>> START RECORDS SUPPLIED

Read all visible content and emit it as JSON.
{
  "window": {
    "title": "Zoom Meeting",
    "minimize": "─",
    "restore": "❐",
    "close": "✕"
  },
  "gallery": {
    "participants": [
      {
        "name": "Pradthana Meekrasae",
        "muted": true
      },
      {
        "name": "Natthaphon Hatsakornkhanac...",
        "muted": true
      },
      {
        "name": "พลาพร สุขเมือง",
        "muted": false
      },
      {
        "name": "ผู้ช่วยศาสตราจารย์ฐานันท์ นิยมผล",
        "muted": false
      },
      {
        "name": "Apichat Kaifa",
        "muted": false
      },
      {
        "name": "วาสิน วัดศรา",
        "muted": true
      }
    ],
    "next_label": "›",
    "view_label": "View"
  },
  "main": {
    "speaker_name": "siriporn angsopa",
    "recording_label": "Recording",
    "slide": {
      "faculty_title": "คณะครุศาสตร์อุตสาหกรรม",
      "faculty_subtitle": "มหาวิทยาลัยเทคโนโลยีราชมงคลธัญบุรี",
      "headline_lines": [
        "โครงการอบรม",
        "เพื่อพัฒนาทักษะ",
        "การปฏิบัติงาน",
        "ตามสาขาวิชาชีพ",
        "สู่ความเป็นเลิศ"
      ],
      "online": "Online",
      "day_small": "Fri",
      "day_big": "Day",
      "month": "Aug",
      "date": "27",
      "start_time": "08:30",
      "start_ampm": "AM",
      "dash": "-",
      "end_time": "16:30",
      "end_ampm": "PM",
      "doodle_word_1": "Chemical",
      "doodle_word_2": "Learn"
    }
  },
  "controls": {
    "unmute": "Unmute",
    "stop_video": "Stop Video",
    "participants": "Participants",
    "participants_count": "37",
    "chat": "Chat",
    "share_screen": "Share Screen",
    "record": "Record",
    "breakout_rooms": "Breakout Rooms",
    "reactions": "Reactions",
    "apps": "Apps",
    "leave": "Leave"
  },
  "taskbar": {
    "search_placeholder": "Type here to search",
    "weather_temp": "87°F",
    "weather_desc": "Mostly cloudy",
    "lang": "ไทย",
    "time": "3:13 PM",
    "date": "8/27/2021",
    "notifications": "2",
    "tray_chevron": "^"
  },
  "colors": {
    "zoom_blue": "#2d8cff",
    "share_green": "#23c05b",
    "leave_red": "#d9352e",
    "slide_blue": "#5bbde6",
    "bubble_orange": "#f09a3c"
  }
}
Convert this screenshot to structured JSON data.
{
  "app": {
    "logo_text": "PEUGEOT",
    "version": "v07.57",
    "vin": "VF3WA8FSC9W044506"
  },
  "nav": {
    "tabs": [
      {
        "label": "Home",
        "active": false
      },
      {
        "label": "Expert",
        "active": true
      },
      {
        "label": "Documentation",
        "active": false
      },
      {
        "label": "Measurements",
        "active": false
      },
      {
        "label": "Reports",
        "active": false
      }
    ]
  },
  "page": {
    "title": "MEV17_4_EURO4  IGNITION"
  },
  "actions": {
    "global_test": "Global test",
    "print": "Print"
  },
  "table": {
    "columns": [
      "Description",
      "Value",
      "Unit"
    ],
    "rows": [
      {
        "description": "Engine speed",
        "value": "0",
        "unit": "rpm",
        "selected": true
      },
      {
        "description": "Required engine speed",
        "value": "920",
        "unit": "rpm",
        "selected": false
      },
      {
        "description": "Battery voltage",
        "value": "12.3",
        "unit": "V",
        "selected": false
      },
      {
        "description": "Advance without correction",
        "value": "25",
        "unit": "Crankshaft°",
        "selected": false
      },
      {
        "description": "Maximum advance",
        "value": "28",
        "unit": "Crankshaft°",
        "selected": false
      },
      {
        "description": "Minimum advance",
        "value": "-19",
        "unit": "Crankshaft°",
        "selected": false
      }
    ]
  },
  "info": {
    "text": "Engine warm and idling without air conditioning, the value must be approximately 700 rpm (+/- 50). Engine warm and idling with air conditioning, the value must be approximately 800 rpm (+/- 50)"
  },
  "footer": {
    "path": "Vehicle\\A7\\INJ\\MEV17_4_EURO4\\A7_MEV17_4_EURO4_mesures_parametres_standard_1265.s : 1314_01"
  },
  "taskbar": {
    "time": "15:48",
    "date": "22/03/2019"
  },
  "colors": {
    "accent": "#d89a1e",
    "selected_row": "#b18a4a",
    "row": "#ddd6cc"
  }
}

>> END RECORDS SUPPLIED

▶ **INSTRUCTIONS FOR THE TASK**:
Each line of the material should be echoed exactly.

▶ **FINAL RESULT**:
Read all visible content and emit it as JSON.
{
  "window": {
    "title": "Zoom Meeting",
    "minimize": "─",
    "restore": "❐",
    "close": "✕"
  },
  "gallery": {
    "participants": [
      {
        "name": "Pradthana Meekrasae",
        "muted": true
      },
      {
        "name": "Natthaphon Hatsakornkhanac...",
        "muted": true
      },
      {
        "name": "พลาพร สุขเมือง",
        "muted": false
      },
      {
        "name": "ผู้ช่วยศาสตราจารย์ฐานันท์ นิยมผล",
        "muted": false
      },
      {
        "name": "Apichat Kaifa",
        "muted": false
      },
      {
        "name": "วาสิน วัดศรา",
        "muted": true
      }
    ],
    "next_label": "›",
    "view_label": "View"
  },
  "main": {
    "speaker_name": "siriporn angsopa",
    "recording_label": "Recording",
    "slide": {
      "faculty_title": "คณะครุศาสตร์อุตสาหกรรม",
      "faculty_subtitle": "มหาวิทยาลัยเทคโนโลยีราชมงคลธัญบุรี",
      "headline_lines": [
        "โครงการอบรม",
        "เพื่อพัฒนาทักษะ",
        "การปฏิบัติงาน",
        "ตามสาขาวิชาชีพ",
        "สู่ความเป็นเลิศ"
      ],
      "online": "Online",
      "day_small": "Fri",
      "day_big": "Day",
      "month": "Aug",
      "date": "27",
      "start_time": "08:30",
      "start_ampm": "AM",
      "dash": "-",
      "end_time": "16:30",
      "end_ampm": "PM",
      "doodle_word_1": "Chemical",
      "doodle_word_2": "Learn"
    }
  },
  "controls": {
    "unmute": "Unmute",
    "stop_video": "Stop Video",
    "participants": "Participants",
    "participants_count": "37",
    "chat": "Chat",
    "share_screen": "Share Screen",
    "record": "Record",
    "breakout_rooms": "Breakout Rooms",
    "reactions": "Reactions",
    "apps": "Apps",
    "leave": "Leave"
  },
  "taskbar": {
    "search_placeholder": "Type here to search",
    "weather_temp": "87°F",
    "weather_desc": "Mostly cloudy",
    "lang": "ไทย",
    "time": "3:13 PM",
    "date": "8/27/2021",
    "notifications": "2",
    "tray_chevron": "^"
  },
  "colors": {
    "zoom_blue": "#2d8cff",
    "share_green": "#23c05b",
    "leave_red": "#d9352e",
    "slide_blue": "#5bbde6",
    "bubble_orange": "#f09a3c"
  }
}
Convert this screenshot to structured JSON data.
{
  "app": {
    "logo_text": "PEUGEOT",
    "version": "v07.57",
    "vin": "VF3WA8FSC9W044506"
  },
  "nav": {
    "tabs": [
      {
        "label": "Home",
        "active": false
      },
      {
        "label": "Expert",
        "active": true
      },
      {
        "label": "Documentation",
        "active": false
      },
      {
        "label": "Measurements",
        "active": false
      },
      {
        "label": "Reports",
        "active": false
      }
    ]
  },
  "page": {
    "title": "MEV17_4_EURO4  IGNITION"
  },
  "actions": {
    "global_test": "Global test",
    "print": "Print"
  },
  "table": {
    "columns": [
      "Description",
      "Value",
      "Unit"
    ],
    "rows": [
      {
        "description": "Engine speed",
        "value": "0",
        "unit": "rpm",
        "selected": true
      },
      {
        "description": "Required engine speed",
        "value": "920",
        "unit": "rpm",
        "selected": false
      },
      {
        "description": "Battery voltage",
        "value": "12.3",
        "unit": "V",
        "selected": false
      },
      {
        "description": "Advance without correction",
        "value": "25",
        "unit": "Crankshaft°",
        "selected": false
      },
      {
        "description": "Maximum advance",
        "value": "28",
        "unit": "Crankshaft°",
        "selected": false
      },
      {
        "description": "Minimum advance",
        "value": "-19",
        "unit": "Crankshaft°",
        "selected": false
      }
    ]
  },
  "info": {
    "text": "Engine warm and idling without air conditioning, the value must be approximately 700 rpm (+/- 50). Engine warm and idling with air conditioning, the value must be approximately 800 rpm (+/- 50)"
  },
  "footer": {
    "path": "Vehicle\\A7\\INJ\\MEV17_4_EURO4\\A7_MEV17_4_EURO4_mesures_parametres_standard_1265.s : 1314_01"
  },
  "taskbar": {
    "time": "15:48",
    "date": "22/03/2019"
  },
  "colors": {
    "accent": "#d89a1e",
    "selected_row": "#b18a4a",
    "row": "#ddd6cc"
  }
}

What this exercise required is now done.